## begin DATA PROVIDED

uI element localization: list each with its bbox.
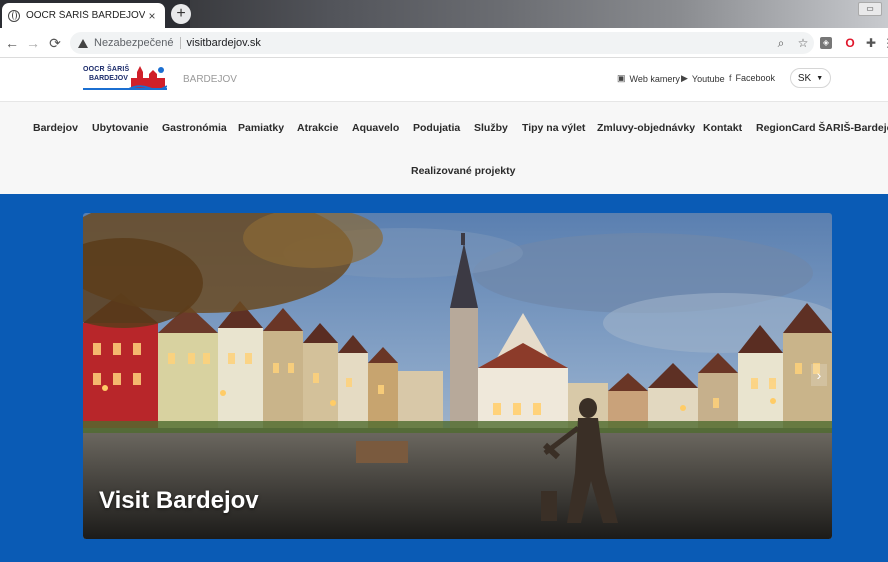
site-logo[interactable]: OOCR ŠARIŠ BARDEJOV [83, 64, 167, 96]
youtube-link[interactable]: ▶ Youtube [681, 73, 725, 84]
webcams-link[interactable]: ▣ Web kamery [617, 73, 680, 84]
site-subtitle: BARDEJOV [183, 74, 237, 85]
menu-icon[interactable]: ⋮ [880, 35, 888, 51]
url-text[interactable]: visitbardejov.sk [187, 37, 770, 49]
logo-line1: OOCR ŠARIŠ [83, 66, 130, 73]
language-label: SK [797, 72, 812, 84]
puzzle-icon[interactable]: ✚ [863, 35, 879, 51]
browser-toolbar: ← → ⟳ Nezabezpečené visitbardejov.sk ⌕ ☆… [0, 28, 888, 58]
tab-close-button[interactable]: × [145, 9, 159, 23]
language-selector[interactable]: SK ▼ [790, 68, 831, 88]
chevron-down-icon: ▼ [816, 74, 824, 82]
reload-button[interactable]: ⟳ [46, 34, 64, 52]
opera-icon[interactable]: O [842, 35, 858, 51]
youtube-label: Youtube [691, 73, 725, 84]
new-tab-button[interactable]: + [171, 4, 191, 24]
star-icon[interactable]: ☆ [792, 36, 814, 50]
extension-icon[interactable]: ◈ [820, 37, 832, 49]
nav-item-bardejov[interactable]: Bardejov [33, 122, 78, 134]
play-icon: ▶ [681, 73, 688, 83]
camera-icon: ▣ [617, 73, 626, 83]
logo-emblem-icon [129, 66, 167, 90]
search-icon[interactable]: ⌕ [770, 36, 792, 51]
nav-item-realizovane-projekty[interactable]: Realizované projekty [411, 165, 515, 177]
nav-item-ubytovanie[interactable]: Ubytovanie [92, 122, 149, 134]
globe-icon [8, 9, 20, 22]
facebook-label: Facebook [735, 73, 776, 83]
hero-slider[interactable]: Visit Bardejov › [83, 213, 832, 539]
nav-item-aquavelo[interactable]: Aquavelo [352, 122, 399, 134]
nav-item-tipy-na-vylet[interactable]: Tipy na výlet [522, 122, 585, 134]
facebook-icon: f [729, 73, 732, 83]
main-navigation: Bardejov Ubytovanie Gastronómia Pamiatky… [0, 102, 888, 194]
address-bar[interactable]: Nezabezpečené visitbardejov.sk ⌕ ☆ [70, 32, 814, 54]
tabstrip-background [190, 0, 888, 28]
nav-item-zmluvy-objednavky[interactable]: Zmluvy-objednávky [597, 122, 695, 134]
nav-item-pamiatky[interactable]: Pamiatky [238, 122, 284, 134]
browser-tab[interactable]: OOCR ŠARIŠ BARDEJOV × [2, 3, 165, 28]
browser-tabstrip: OOCR ŠARIŠ BARDEJOV × + ▭ [0, 0, 888, 28]
forward-button[interactable]: → [24, 34, 42, 52]
warning-icon [78, 38, 88, 48]
nav-item-kontakt[interactable]: Kontakt [703, 122, 742, 134]
security-label[interactable]: Nezabezpečené [94, 37, 174, 49]
logo-line2: BARDEJOV [89, 75, 128, 82]
webcams-label: Web kamery [629, 73, 680, 84]
nav-item-sluzby[interactable]: Služby [474, 122, 508, 134]
tab-title: OOCR ŠARIŠ BARDEJOV [26, 10, 145, 21]
nav-item-regioncard[interactable]: RegionCard ŠARIŠ-Bardejov [756, 122, 888, 134]
hero-title: Visit Bardejov [99, 487, 259, 514]
nav-item-podujatia[interactable]: Podujatia [413, 122, 460, 134]
omnibox-divider [179, 37, 181, 49]
nav-item-atrakcie[interactable]: Atrakcie [297, 122, 338, 134]
facebook-link[interactable]: f Facebook [729, 73, 775, 83]
minimize-icon[interactable]: ▭ [858, 2, 882, 16]
site-header: OOCR ŠARIŠ BARDEJOV BARDEJOV ▣ Web kamer… [0, 58, 888, 102]
back-button[interactable]: ← [3, 34, 21, 52]
chevron-right-icon[interactable]: › [811, 364, 827, 386]
nav-item-gastronomia[interactable]: Gastronómia [162, 122, 227, 134]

## end DATA PROVIDED

CHALLENGE
Rewrite every entry above, changing each "Visit Bardejov" to "Discover Bardejov" and keeping everything else the same. Omit the picture lines.

EXERCISE RESULT
uI element localization: list each with its bbox.
site-logo[interactable]: OOCR ŠARIŠ BARDEJOV [83, 64, 167, 96]
youtube-link[interactable]: ▶ Youtube [681, 73, 725, 84]
webcams-link[interactable]: ▣ Web kamery [617, 73, 680, 84]
site-subtitle: BARDEJOV [183, 74, 237, 85]
menu-icon[interactable]: ⋮ [880, 35, 888, 51]
url-text[interactable]: visitbardejov.sk [187, 37, 770, 49]
logo-line1: OOCR ŠARIŠ [83, 66, 130, 73]
language-label: SK [797, 72, 812, 84]
puzzle-icon[interactable]: ✚ [863, 35, 879, 51]
browser-toolbar: ← → ⟳ Nezabezpečené visitbardejov.sk ⌕ ☆… [0, 28, 888, 58]
tab-close-button[interactable]: × [145, 9, 159, 23]
language-selector[interactable]: SK ▼ [790, 68, 831, 88]
chevron-down-icon: ▼ [816, 74, 824, 82]
reload-button[interactable]: ⟳ [46, 34, 64, 52]
opera-icon[interactable]: O [842, 35, 858, 51]
youtube-label: Youtube [691, 73, 725, 84]
new-tab-button[interactable]: + [171, 4, 191, 24]
star-icon[interactable]: ☆ [792, 36, 814, 50]
extension-icon[interactable]: ◈ [820, 37, 832, 49]
nav-item-bardejov[interactable]: Bardejov [33, 122, 78, 134]
play-icon: ▶ [681, 73, 688, 83]
camera-icon: ▣ [617, 73, 626, 83]
logo-emblem-icon [129, 66, 167, 90]
search-icon[interactable]: ⌕ [770, 36, 792, 51]
nav-item-realizovane-projekty[interactable]: Realizované projekty [411, 165, 515, 177]
nav-item-ubytovanie[interactable]: Ubytovanie [92, 122, 149, 134]
globe-icon [8, 9, 20, 22]
facebook-label: Facebook [735, 73, 776, 83]
hero-slider[interactable]: Discover Bardejov › [83, 213, 832, 539]
nav-item-aquavelo[interactable]: Aquavelo [352, 122, 399, 134]
nav-item-tipy-na-vylet[interactable]: Tipy na výlet [522, 122, 585, 134]
facebook-icon: f [729, 73, 732, 83]
main-navigation: Bardejov Ubytovanie Gastronómia Pamiatky… [0, 102, 888, 194]
address-bar[interactable]: Nezabezpečené visitbardejov.sk ⌕ ☆ [70, 32, 814, 54]
tabstrip-background [190, 0, 888, 28]
nav-item-zmluvy-objednavky[interactable]: Zmluvy-objednávky [597, 122, 695, 134]
nav-item-pamiatky[interactable]: Pamiatky [238, 122, 284, 134]
browser-tab[interactable]: OOCR ŠARIŠ BARDEJOV × [2, 3, 165, 28]
browser-tabstrip: OOCR ŠARIŠ BARDEJOV × + ▭ [0, 0, 888, 28]
forward-button[interactable]: → [24, 34, 42, 52]
warning-icon [78, 38, 88, 48]
nav-item-kontakt[interactable]: Kontakt [703, 122, 742, 134]
security-label[interactable]: Nezabezpečené [94, 37, 174, 49]
logo-line2: BARDEJOV [89, 75, 128, 82]
webcams-label: Web kamery [629, 73, 680, 84]
nav-item-sluzby[interactable]: Služby [474, 122, 508, 134]
tab-title: OOCR ŠARIŠ BARDEJOV [26, 10, 145, 21]
nav-item-regioncard[interactable]: RegionCard ŠARIŠ-Bardejov [756, 122, 888, 134]
hero-title: Discover Bardejov [99, 487, 259, 514]
nav-item-podujatia[interactable]: Podujatia [413, 122, 460, 134]
omnibox-divider [179, 37, 181, 49]
nav-item-atrakcie[interactable]: Atrakcie [297, 122, 338, 134]
facebook-link[interactable]: f Facebook [729, 73, 775, 83]
minimize-icon[interactable]: ▭ [858, 2, 882, 16]
site-header: OOCR ŠARIŠ BARDEJOV BARDEJOV ▣ Web kamer… [0, 58, 888, 102]
back-button[interactable]: ← [3, 34, 21, 52]
chevron-right-icon[interactable]: › [811, 364, 827, 386]
nav-item-gastronomia[interactable]: Gastronómia [162, 122, 227, 134]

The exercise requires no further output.